> Data extract
-- START --

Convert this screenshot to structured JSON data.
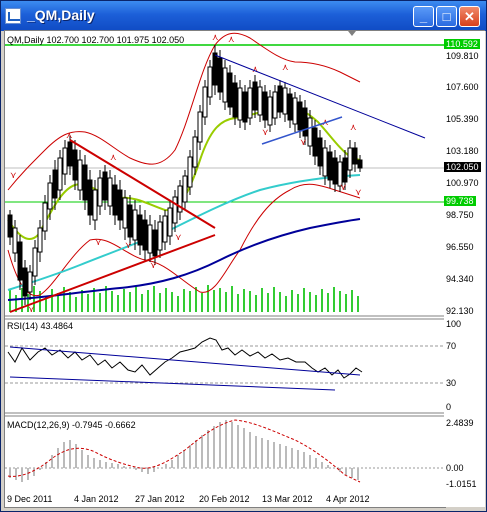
{
  "window": {
    "title": "_QM,Daily",
    "buttons": [
      "minimize",
      "maximize",
      "close"
    ],
    "titlebar_color": "#1c5fd8"
  },
  "main_chart": {
    "header": "QM,Daily  102.700 102.700 101.975 102.050",
    "y_ticks": [
      "109.810",
      "107.600",
      "105.390",
      "103.180",
      "100.970",
      "98.750",
      "96.550",
      "94.340",
      "92.130"
    ],
    "price_boxes": {
      "top_level": "110.592",
      "current": "102.050",
      "low_level": "99.738"
    },
    "colors": {
      "candles": "#000000",
      "bollinger": "#cc0000",
      "ma_fast": "#99cc00",
      "ma_mid": "#33cccc",
      "ma_slow": "#000099",
      "trend_red": "#cc0000",
      "trend_blue": "#000099",
      "level_line": "#00cc00",
      "volume": "#33cc33"
    }
  },
  "rsi_panel": {
    "header": "RSI(14) 43.4864",
    "y_ticks": [
      "100",
      "70",
      "30",
      "0"
    ]
  },
  "macd_panel": {
    "header": "MACD(12,26,9) -0.7945 -0.6662",
    "y_ticks": [
      "2.4839",
      "0.00",
      "-1.0151"
    ]
  },
  "x_axis": {
    "labels": [
      "9 Dec 2011",
      "4 Jan 2012",
      "27 Jan 2012",
      "20 Feb 2012",
      "13 Mar 2012",
      "4 Apr 2012"
    ]
  }
}
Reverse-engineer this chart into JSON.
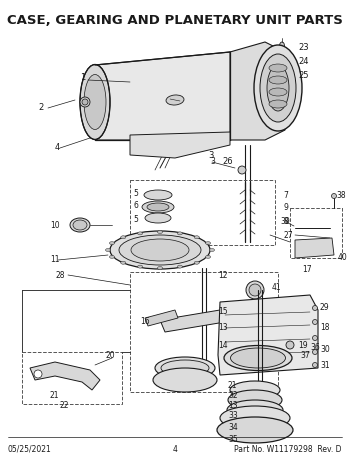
{
  "title": "CASE, GEARING AND PLANETARY UNIT PARTS",
  "footer_left": "05/25/2021",
  "footer_center": "4",
  "footer_right": "Part No. W11179298  Rev. D",
  "bg_color": "#ffffff",
  "line_color": "#1a1a1a",
  "fig_width": 3.5,
  "fig_height": 4.53,
  "dpi": 100
}
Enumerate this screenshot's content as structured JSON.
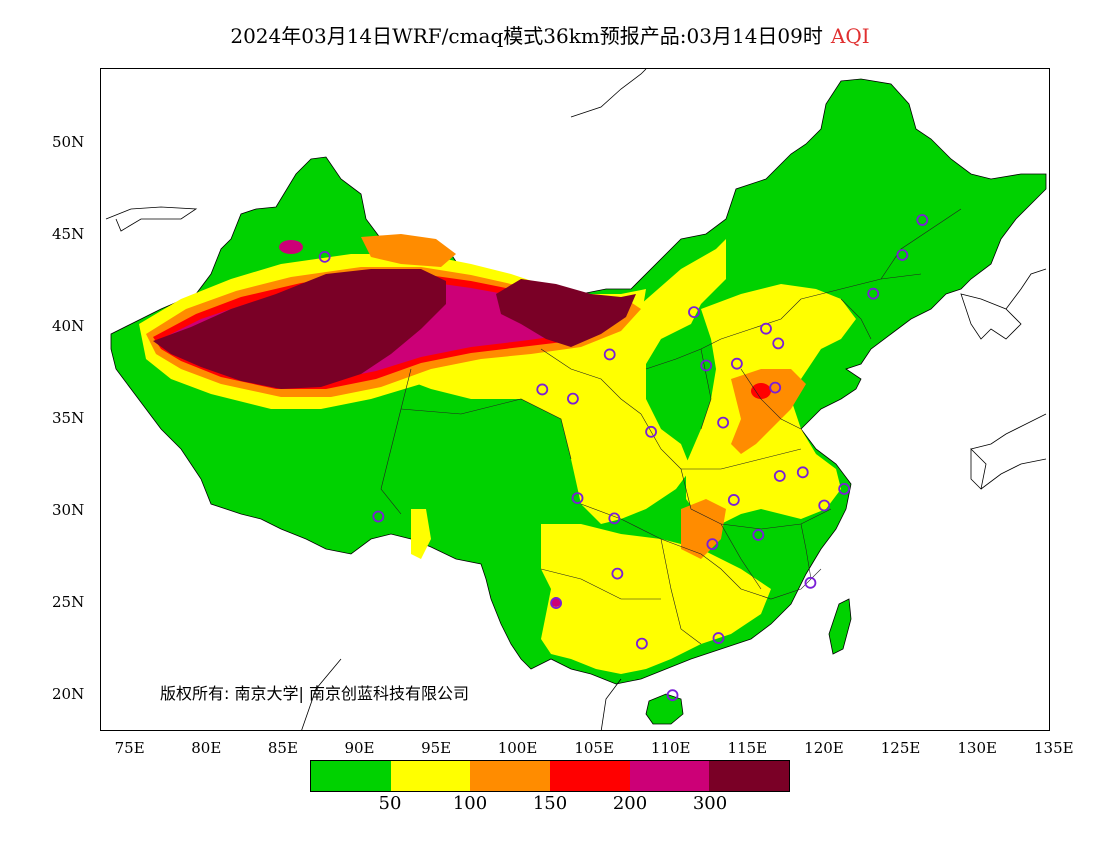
{
  "title": {
    "main": "2024年03月14日WRF/cmaq模式36km预报产品:03月14日09时",
    "product": "AQI"
  },
  "map": {
    "lon_range": [
      73,
      135
    ],
    "lat_range": [
      18,
      54
    ],
    "x_ticks": [
      "75E",
      "80E",
      "85E",
      "90E",
      "95E",
      "100E",
      "105E",
      "110E",
      "115E",
      "120E",
      "125E",
      "130E",
      "135E"
    ],
    "y_ticks": [
      "50N",
      "45N",
      "40N",
      "35N",
      "30N",
      "25N",
      "20N"
    ],
    "copyright": "版权所有: 南京大学| 南京创蓝科技有限公司"
  },
  "legend": {
    "colors": [
      "#00d200",
      "#ffff00",
      "#ff8c00",
      "#ff0000",
      "#cc0077",
      "#7a0026"
    ],
    "thresholds": [
      "50",
      "100",
      "150",
      "200",
      "300"
    ]
  },
  "stations": [
    {
      "lon": 87.6,
      "lat": 43.8
    },
    {
      "lon": 126.6,
      "lat": 45.8
    },
    {
      "lon": 125.3,
      "lat": 43.9
    },
    {
      "lon": 123.4,
      "lat": 41.8
    },
    {
      "lon": 111.7,
      "lat": 40.8
    },
    {
      "lon": 116.4,
      "lat": 39.9
    },
    {
      "lon": 117.2,
      "lat": 39.1
    },
    {
      "lon": 112.5,
      "lat": 37.9
    },
    {
      "lon": 114.5,
      "lat": 38.0
    },
    {
      "lon": 106.2,
      "lat": 38.5
    },
    {
      "lon": 101.8,
      "lat": 36.6
    },
    {
      "lon": 103.8,
      "lat": 36.1
    },
    {
      "lon": 117.0,
      "lat": 36.7
    },
    {
      "lon": 113.6,
      "lat": 34.8
    },
    {
      "lon": 108.9,
      "lat": 34.3
    },
    {
      "lon": 117.3,
      "lat": 31.9
    },
    {
      "lon": 118.8,
      "lat": 32.1
    },
    {
      "lon": 121.5,
      "lat": 31.2
    },
    {
      "lon": 120.2,
      "lat": 30.3
    },
    {
      "lon": 114.3,
      "lat": 30.6
    },
    {
      "lon": 104.1,
      "lat": 30.7
    },
    {
      "lon": 106.5,
      "lat": 29.6
    },
    {
      "lon": 112.9,
      "lat": 28.2
    },
    {
      "lon": 115.9,
      "lat": 28.7
    },
    {
      "lon": 91.1,
      "lat": 29.7
    },
    {
      "lon": 106.7,
      "lat": 26.6
    },
    {
      "lon": 119.3,
      "lat": 26.1
    },
    {
      "lon": 102.7,
      "lat": 25.0
    },
    {
      "lon": 113.3,
      "lat": 23.1
    },
    {
      "lon": 108.3,
      "lat": 22.8
    },
    {
      "lon": 110.3,
      "lat": 20.0
    }
  ]
}
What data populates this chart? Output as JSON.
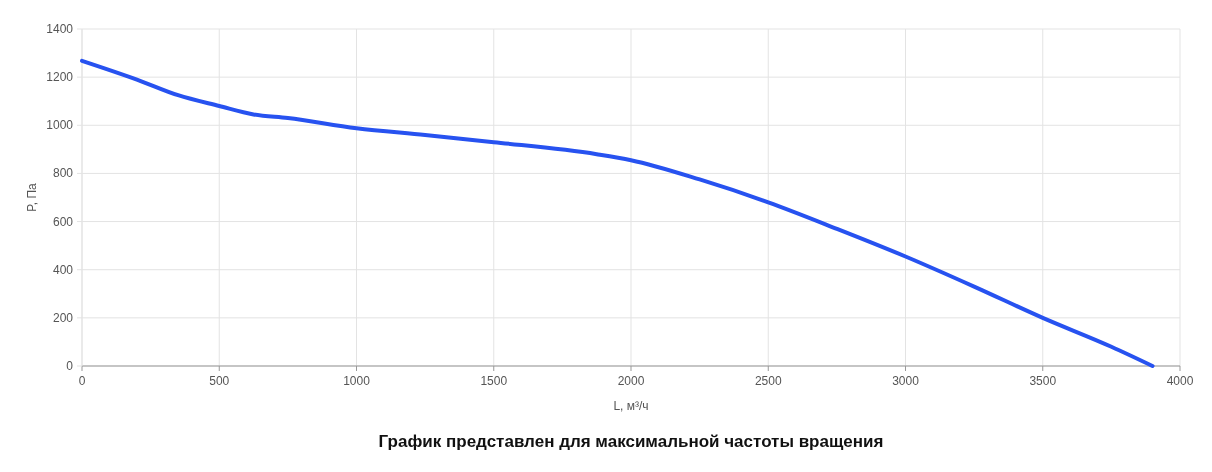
{
  "chart_data": {
    "type": "line",
    "xlabel": "L, м³/ч",
    "ylabel": "P, Па",
    "x": [
      0,
      200,
      350,
      500,
      625,
      750,
      1000,
      1250,
      1500,
      1875,
      2000,
      2250,
      2500,
      2750,
      3000,
      3250,
      3500,
      3750,
      3900
    ],
    "series": [
      {
        "color": "#2752f0",
        "values": [
          1268,
          1190,
          1125,
          1080,
          1045,
          1030,
          988,
          960,
          930,
          880,
          855,
          775,
          680,
          570,
          455,
          330,
          200,
          80,
          0
        ]
      }
    ],
    "xlim": [
      0,
      4000
    ],
    "xticks": [
      0,
      500,
      1000,
      1500,
      2000,
      2500,
      3000,
      3500,
      4000
    ],
    "ylim": [
      0,
      1400
    ],
    "yticks": [
      0,
      200,
      400,
      600,
      800,
      1000,
      1200,
      1400
    ],
    "grid": true,
    "marker": "none",
    "line_style": "solid",
    "annotations": [
      "График представлен для максимальной частоты вращения"
    ]
  }
}
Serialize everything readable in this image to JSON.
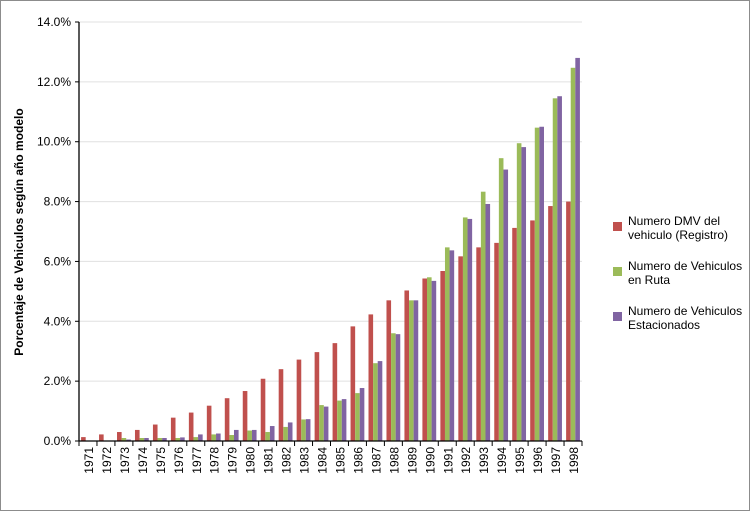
{
  "chart_data": {
    "type": "bar",
    "title": "",
    "xlabel": "",
    "ylabel": "Porcentaje de Vehiculos según año modelo",
    "ylim": [
      0,
      14
    ],
    "y_tick_format": "percent_1dp",
    "y_ticks": [
      "0.0%",
      "2.0%",
      "4.0%",
      "6.0%",
      "8.0%",
      "10.0%",
      "12.0%",
      "14.0%"
    ],
    "grid": true,
    "legend_position": "right",
    "categories": [
      "1971",
      "1972",
      "1973",
      "1974",
      "1975",
      "1976",
      "1977",
      "1978",
      "1979",
      "1980",
      "1981",
      "1982",
      "1983",
      "1984",
      "1985",
      "1986",
      "1987",
      "1988",
      "1989",
      "1990",
      "1991",
      "1992",
      "1993",
      "1994",
      "1995",
      "1996",
      "1997",
      "1998"
    ],
    "series": [
      {
        "name": "Numero DMV del vehiculo (Registro)",
        "legend_lines": [
          "Numero DMV del",
          "vehiculo (Registro)"
        ],
        "color": "#c0504d",
        "values": [
          0.13,
          0.22,
          0.3,
          0.37,
          0.55,
          0.78,
          0.95,
          1.18,
          1.43,
          1.67,
          2.08,
          2.4,
          2.72,
          2.97,
          3.27,
          3.83,
          4.23,
          4.7,
          5.03,
          5.43,
          5.68,
          6.17,
          6.47,
          6.62,
          7.12,
          7.37,
          7.85,
          8.0
        ]
      },
      {
        "name": "Numero de Vehiculos en Ruta",
        "legend_lines": [
          "Numero de Vehiculos",
          " en Ruta"
        ],
        "color": "#9bbb59",
        "values": [
          0.0,
          0.0,
          0.1,
          0.1,
          0.1,
          0.1,
          0.13,
          0.22,
          0.2,
          0.35,
          0.3,
          0.47,
          0.72,
          1.2,
          1.35,
          1.6,
          2.6,
          3.6,
          4.7,
          5.47,
          6.47,
          7.47,
          8.33,
          9.45,
          9.95,
          10.47,
          11.45,
          12.47
        ]
      },
      {
        "name": "Numero de Vehiculos Estacionados",
        "legend_lines": [
          "Numero de Vehiculos",
          "Estacionados"
        ],
        "color": "#8064a2",
        "values": [
          0.0,
          0.0,
          0.05,
          0.1,
          0.1,
          0.12,
          0.22,
          0.25,
          0.37,
          0.37,
          0.5,
          0.62,
          0.73,
          1.15,
          1.4,
          1.77,
          2.67,
          3.57,
          4.7,
          5.35,
          6.37,
          7.42,
          7.92,
          9.07,
          9.82,
          10.5,
          11.52,
          12.8
        ]
      }
    ]
  }
}
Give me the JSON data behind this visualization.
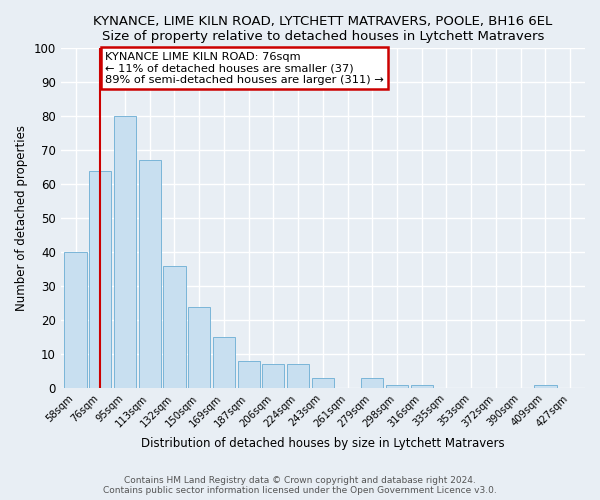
{
  "title": "KYNANCE, LIME KILN ROAD, LYTCHETT MATRAVERS, POOLE, BH16 6EL",
  "subtitle": "Size of property relative to detached houses in Lytchett Matravers",
  "xlabel": "Distribution of detached houses by size in Lytchett Matravers",
  "ylabel": "Number of detached properties",
  "bin_labels": [
    "58sqm",
    "76sqm",
    "95sqm",
    "113sqm",
    "132sqm",
    "150sqm",
    "169sqm",
    "187sqm",
    "206sqm",
    "224sqm",
    "243sqm",
    "261sqm",
    "279sqm",
    "298sqm",
    "316sqm",
    "335sqm",
    "353sqm",
    "372sqm",
    "390sqm",
    "409sqm",
    "427sqm"
  ],
  "bar_values": [
    40,
    64,
    80,
    67,
    36,
    24,
    15,
    8,
    7,
    7,
    3,
    0,
    3,
    1,
    1,
    0,
    0,
    0,
    0,
    1,
    0
  ],
  "bar_color": "#c8dff0",
  "bar_edge_color": "#7ab5d8",
  "vline_x": 1,
  "vline_color": "#cc0000",
  "annotation_title": "KYNANCE LIME KILN ROAD: 76sqm",
  "annotation_line1": "← 11% of detached houses are smaller (37)",
  "annotation_line2": "89% of semi-detached houses are larger (311) →",
  "box_edge_color": "#cc0000",
  "ylim": [
    0,
    100
  ],
  "yticks": [
    0,
    10,
    20,
    30,
    40,
    50,
    60,
    70,
    80,
    90,
    100
  ],
  "footer1": "Contains HM Land Registry data © Crown copyright and database right 2024.",
  "footer2": "Contains public sector information licensed under the Open Government Licence v3.0.",
  "background_color": "#e8eef4",
  "grid_color": "#ffffff",
  "figsize": [
    6.0,
    5.0
  ],
  "dpi": 100
}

-- END --

> Direction
Which lines contain the word "Daily"? Copy each of them.

> Correct response
    "title": "_QM,Daily",
    "header": "QM,Daily  102.700 102.700 101.975 102.050",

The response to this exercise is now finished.